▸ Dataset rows
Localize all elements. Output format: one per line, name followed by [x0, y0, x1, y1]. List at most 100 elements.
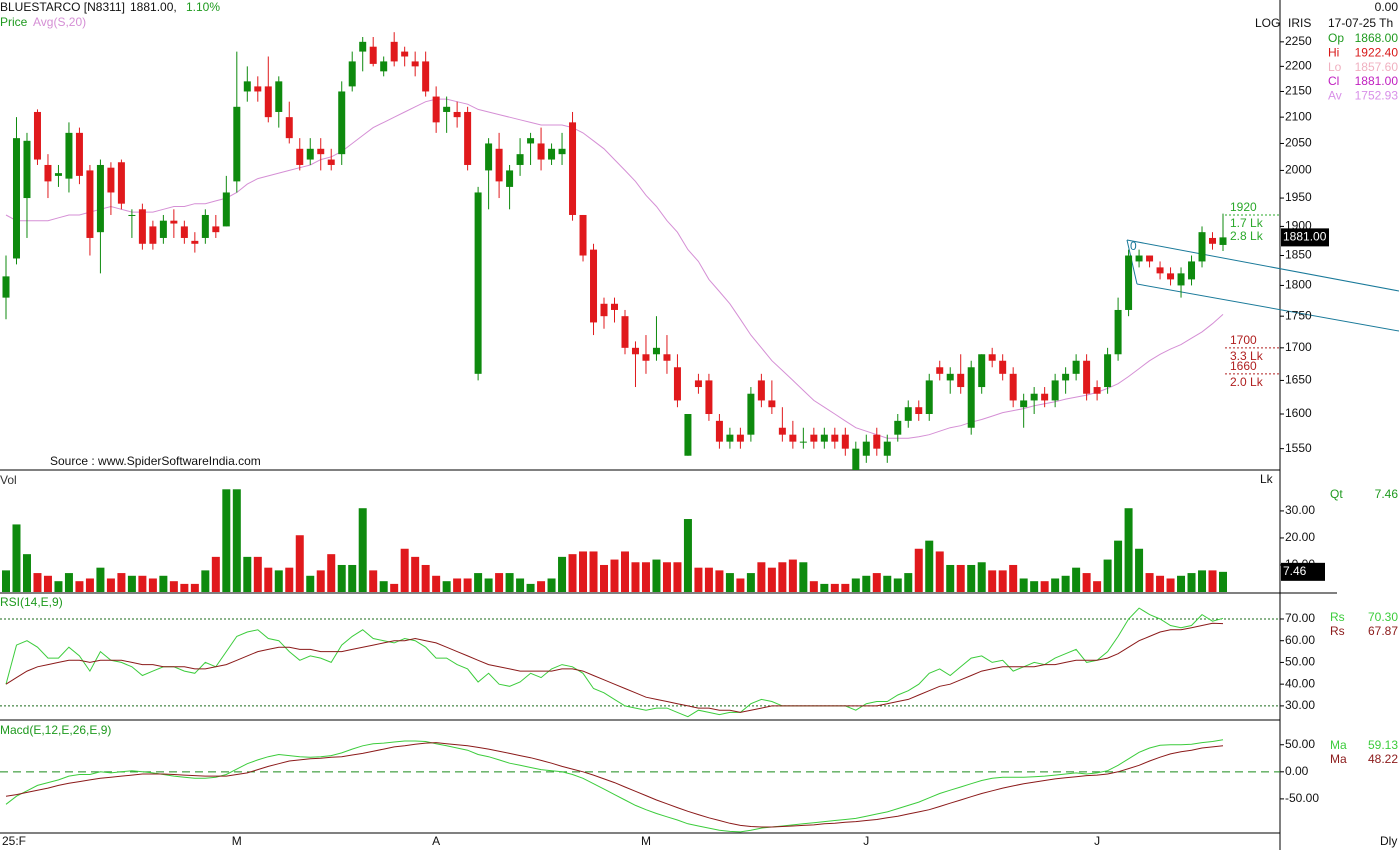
candle-body [306, 148, 314, 160]
volume-bar [998, 570, 1007, 592]
candle-body [600, 303, 608, 317]
series-line [5, 742, 1224, 828]
level-label: 1920 [1230, 200, 1257, 214]
unit-label: Lk [1260, 472, 1274, 486]
series-line [5, 739, 1224, 833]
volume-bar [1156, 575, 1165, 592]
last-price-label: 1881.00 [1283, 230, 1327, 244]
candle-body [138, 209, 146, 244]
volume-bar [358, 508, 367, 592]
candle-body [1146, 255, 1154, 262]
y-tick-label: 2250 [1285, 34, 1312, 48]
candle-body [128, 214, 136, 216]
level-note: 3.3 Lk [1230, 349, 1264, 363]
volume-bar [725, 573, 734, 592]
candle-body [1062, 373, 1070, 381]
volume-bar [1009, 564, 1018, 592]
level-note: 2.8 Lk [1230, 229, 1264, 243]
channel-line [1126, 239, 1399, 292]
volume-bar [799, 562, 808, 592]
volume-bar [841, 583, 850, 592]
volume-bar [159, 575, 168, 592]
symbol: BLUESTARCO [N8311] [0, 0, 125, 14]
legend-value: 48.22 [1368, 752, 1398, 766]
volume-bar [1187, 573, 1196, 592]
info-value: 1857.60 [1355, 60, 1399, 74]
candle-body [715, 420, 723, 442]
volume-bar [610, 559, 619, 592]
candle-body [1198, 232, 1206, 262]
legend-label: Ma [1330, 752, 1347, 766]
y-tick-label: 1850 [1285, 248, 1312, 262]
volume-bar [400, 548, 409, 592]
average-legend: Avg(S,20) [33, 15, 86, 29]
volume-bar [715, 570, 724, 592]
volume-bar [935, 551, 944, 592]
level-label: 1700 [1230, 333, 1257, 347]
volume-bar [117, 573, 126, 592]
volume-bar [2, 570, 10, 592]
volume-bar [641, 562, 650, 592]
volume-bar [1114, 540, 1123, 592]
volume-bar [988, 570, 997, 592]
volume-bar [22, 554, 31, 592]
y-tick-label: 1600 [1285, 406, 1312, 420]
last-price: 1881.00, [130, 0, 177, 14]
candle-body [642, 354, 650, 361]
candle-body [96, 164, 104, 233]
volume-bar [893, 578, 902, 592]
volume-bar [778, 562, 787, 592]
x-tick-label: A [432, 834, 440, 848]
candle-body [422, 61, 430, 92]
candle-body [44, 164, 52, 182]
x-tick-label: M [641, 834, 651, 848]
volume-bar [956, 564, 965, 592]
volume-bar [1040, 581, 1049, 592]
candle-body [54, 173, 62, 176]
y-tick-label: 1550 [1285, 441, 1312, 455]
last-price-box [1281, 228, 1329, 247]
info-change: 0.00 [1375, 0, 1399, 14]
volume-bar [589, 551, 598, 592]
legend-label: Qt [1330, 487, 1343, 501]
volume-bar [474, 573, 483, 592]
volume-bar [516, 578, 525, 592]
volume-bar [1103, 559, 1112, 592]
candle-body [149, 226, 157, 244]
volume-bar [830, 583, 839, 592]
candle-body [1104, 354, 1112, 388]
volume-bar [662, 562, 671, 592]
info-value: 1881.00 [1355, 74, 1399, 88]
candle-body [75, 132, 83, 176]
series-line [5, 622, 1224, 713]
volume-bar [967, 564, 976, 592]
volume-bar [683, 519, 692, 592]
volume-bar [12, 524, 21, 592]
candle-body [1209, 237, 1217, 244]
candle-body [275, 81, 283, 112]
level-label: 1660 [1230, 359, 1257, 373]
volume-bar [285, 567, 294, 592]
volume-bar [1093, 581, 1102, 592]
change: 1.10% [186, 0, 220, 14]
candle-body [495, 148, 503, 182]
candle-body [1093, 387, 1101, 394]
last-volume-label: 7.46 [1283, 564, 1307, 578]
candle-body [831, 434, 839, 442]
candle-body [1167, 273, 1175, 280]
candle-body [1041, 393, 1049, 401]
candle-body [967, 367, 975, 428]
volume-bar [106, 578, 115, 592]
volume-bar [547, 578, 556, 592]
legend-label: Ma [1330, 738, 1347, 752]
candle-body [726, 434, 734, 442]
volume-bar [316, 570, 325, 592]
volume-bar [704, 567, 713, 592]
candle-body [569, 122, 577, 215]
info-value: 1752.93 [1355, 88, 1399, 102]
volume-bar [180, 583, 189, 592]
volume-bar [883, 575, 892, 592]
volume-bar [327, 554, 336, 592]
candle-body [873, 434, 881, 449]
volume-bar [369, 570, 378, 592]
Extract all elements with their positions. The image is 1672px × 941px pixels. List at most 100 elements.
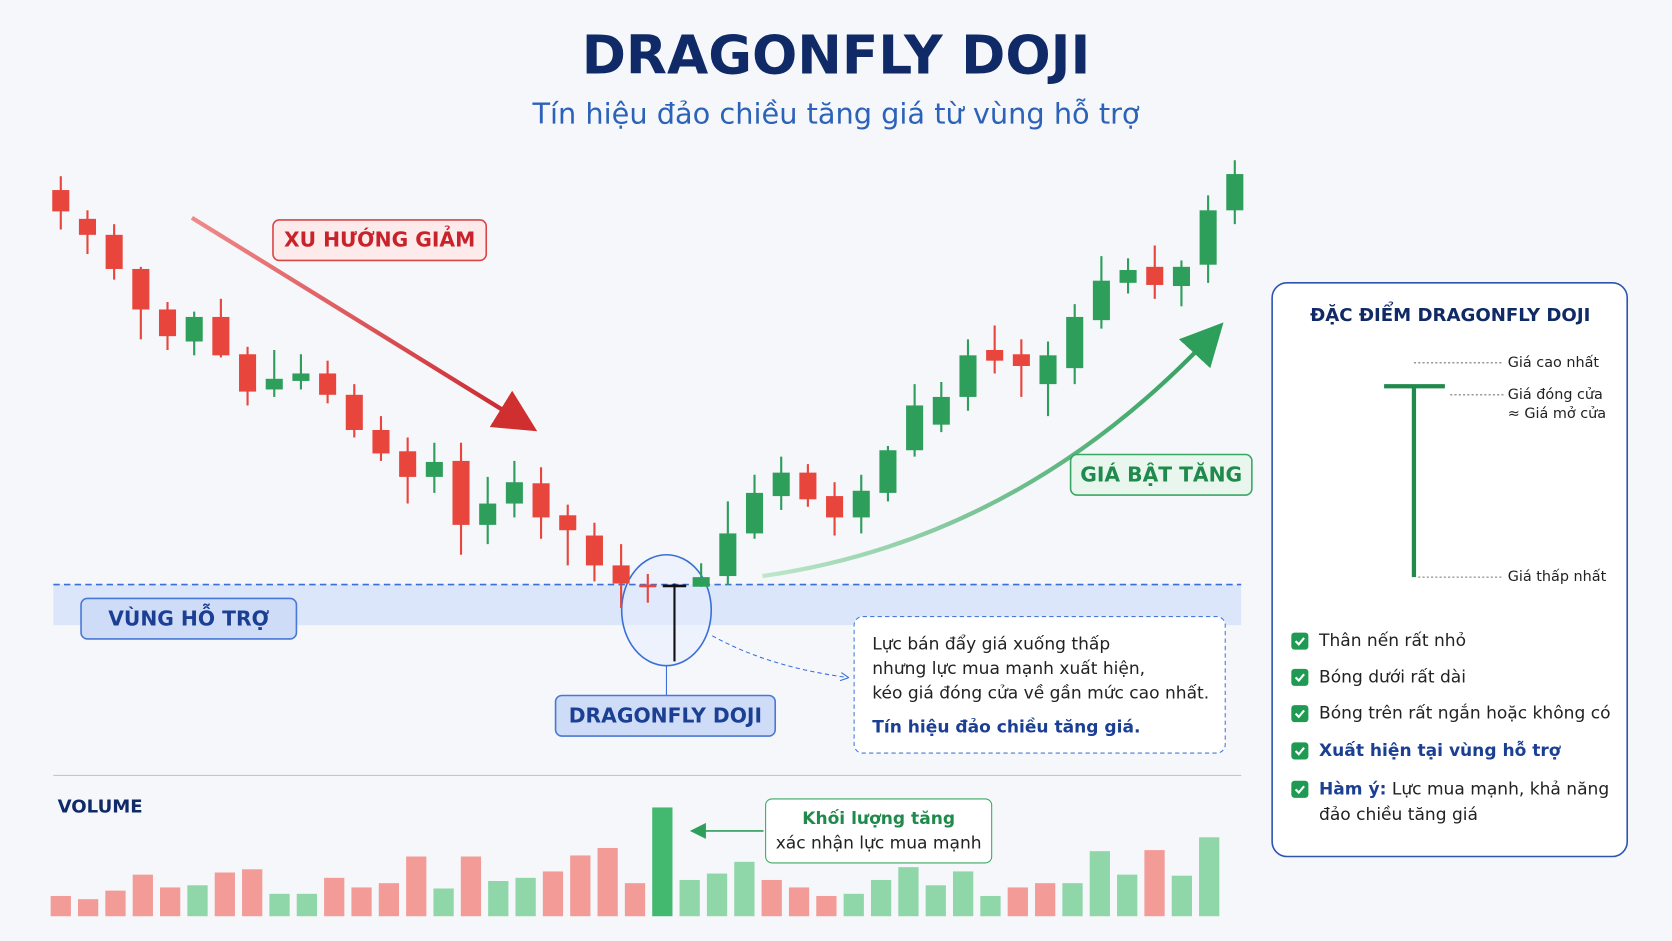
implication-label: Hàm ý:: [1319, 779, 1386, 799]
candle-body: [319, 373, 337, 395]
volume-bar: [214, 872, 235, 917]
volume-bar: [324, 877, 345, 917]
label-box: [80, 597, 298, 640]
callout-box: [853, 616, 1226, 754]
candle-body: [265, 378, 283, 390]
volume-bar: [1035, 883, 1056, 917]
callout-text: nhưng lực mua mạnh xuất hiện,: [872, 658, 1145, 679]
candle-body: [612, 565, 630, 584]
volume-note-box: [765, 798, 993, 864]
volume-bar: [980, 895, 1001, 917]
panel-point: Bóng trên rất ngắn hoặc không có: [1319, 703, 1610, 724]
panel-label: Giá cao nhất: [1508, 355, 1600, 371]
volume-bar: [460, 856, 482, 917]
volume-bar: [843, 893, 864, 917]
volume-bar: [1199, 837, 1220, 917]
up-label: GIÁ BẬT TĂNG: [1080, 462, 1242, 486]
volume-chart: [50, 807, 1220, 917]
volume-bar: [624, 883, 646, 917]
candle-body: [585, 535, 603, 566]
candle-body: [212, 316, 230, 356]
candle-body: [372, 429, 390, 454]
volume-bar: [296, 893, 318, 917]
panel-point: đảo chiều tăng giá: [1319, 804, 1478, 825]
candle-body: [799, 472, 817, 500]
candle-body: [559, 515, 577, 531]
panel-title: ĐẶC ĐIỂM DRAGONFLY DOJI: [1310, 301, 1590, 326]
volume-bar: [242, 869, 263, 917]
volume-bar: [925, 885, 946, 917]
volume-bar: [734, 861, 755, 917]
up-arrow: [762, 322, 1224, 579]
down-label: XU HƯỚNG GIẢM: [284, 227, 475, 252]
candle-body: [158, 309, 177, 337]
volume-bar: [132, 874, 153, 917]
candle-body: [1226, 174, 1244, 211]
candle-body: [1012, 354, 1030, 366]
volume-bar: [515, 877, 536, 917]
volume-bar: [77, 899, 99, 917]
candle-body: [879, 450, 897, 493]
candle-body: [745, 492, 764, 534]
candle-body: [1092, 280, 1110, 321]
candle-body: [826, 496, 844, 518]
volume-bar: [952, 871, 974, 917]
candle-body: [932, 396, 950, 425]
label-box: [554, 694, 777, 737]
volume-bar: [488, 881, 509, 917]
volume-bar: [706, 873, 728, 917]
panel-point: Thân nến rất nhỏ: [1318, 630, 1466, 651]
volume-bar: [788, 887, 810, 917]
callout-text: Tín hiệu đảo chiều tăng giá.: [872, 716, 1140, 737]
volume-bar: [1117, 874, 1138, 917]
candle-body: [239, 354, 257, 392]
candle-body: [505, 482, 523, 504]
callout-text: kéo giá đóng cửa về gần mức cao nhất.: [872, 682, 1209, 703]
panel-point: Bóng dưới rất dài: [1319, 666, 1466, 687]
candle-body: [1119, 270, 1137, 283]
volume-bar: [187, 885, 208, 917]
subtitle: Tín hiệu đảo chiều tăng giá từ vùng hỗ t…: [531, 96, 1139, 130]
volume-bar: [870, 879, 892, 917]
candle-body: [852, 490, 870, 518]
volume-bar: [269, 893, 290, 917]
panel: ĐẶC ĐIỂM DRAGONFLY DOJI Giá cao nhất Giá…: [1271, 282, 1629, 858]
candle-body: [132, 268, 150, 310]
volume-bar: [1007, 887, 1028, 917]
candle-body: [692, 577, 710, 587]
panel-point: Xuất hiện tại vùng hỗ trợ: [1319, 739, 1562, 761]
pattern-highlight: [620, 553, 713, 667]
volume-bar: [652, 807, 673, 917]
panel-label: Giá đóng cửa: [1508, 387, 1603, 403]
candle-body: [1199, 210, 1217, 265]
candle-body: [452, 460, 470, 525]
volume-bar: [105, 890, 126, 917]
volume-note: xác nhận lực mua mạnh: [776, 834, 982, 854]
volume-bar: [597, 847, 618, 917]
label-box: [272, 219, 488, 262]
panel-point: Hàm ý: Lực mua mạnh, khả năng: [1319, 779, 1609, 799]
price-chart: XU HƯỚNG GIẢM GIÁ BẬT TĂNG VÙNG HỖ TRỢ D…: [52, 160, 1253, 754]
volume-bar: [1089, 851, 1110, 917]
candle-body: [532, 483, 550, 518]
candle-body: [185, 316, 203, 342]
volume-bar: [1062, 883, 1083, 917]
candle-body: [1146, 266, 1164, 285]
volume-bar: [1144, 850, 1165, 917]
panel-label: Giá thấp nhất: [1508, 569, 1607, 585]
candle-body: [52, 190, 70, 212]
volume-note: Khối lượng tăng: [802, 808, 955, 829]
title: DRAGONFLY DOJI: [582, 25, 1091, 87]
candle-body: [105, 234, 123, 269]
candle-body: [772, 472, 790, 497]
down-arrow: [190, 215, 538, 432]
candle-body: [292, 373, 310, 381]
candle-body: [399, 451, 417, 477]
candle-body: [1066, 316, 1084, 369]
label-box: [1069, 453, 1253, 496]
volume-bar: [542, 871, 564, 917]
candle-body: [425, 461, 443, 477]
volume-bar: [570, 855, 591, 917]
support-label: VÙNG HỖ TRỢ: [108, 603, 269, 630]
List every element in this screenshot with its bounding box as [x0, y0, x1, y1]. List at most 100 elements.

▸ Exercise requirements
Can you copy the rows from the line containing "implication-label: Hàm ý:: [1319, 779, 1386, 799]" to the line containing "volume-bar: [1035, 883, 1056, 917]", both included, without changing anything?

▸ In response
implication-label: Hàm ý:: [1319, 779, 1386, 799]
candle-body: [319, 373, 337, 395]
volume-bar: [214, 872, 235, 917]
volume-bar: [324, 877, 345, 917]
label-box: [80, 597, 298, 640]
callout-box: [853, 616, 1226, 754]
candle-body: [265, 378, 283, 390]
volume-bar: [1035, 883, 1056, 917]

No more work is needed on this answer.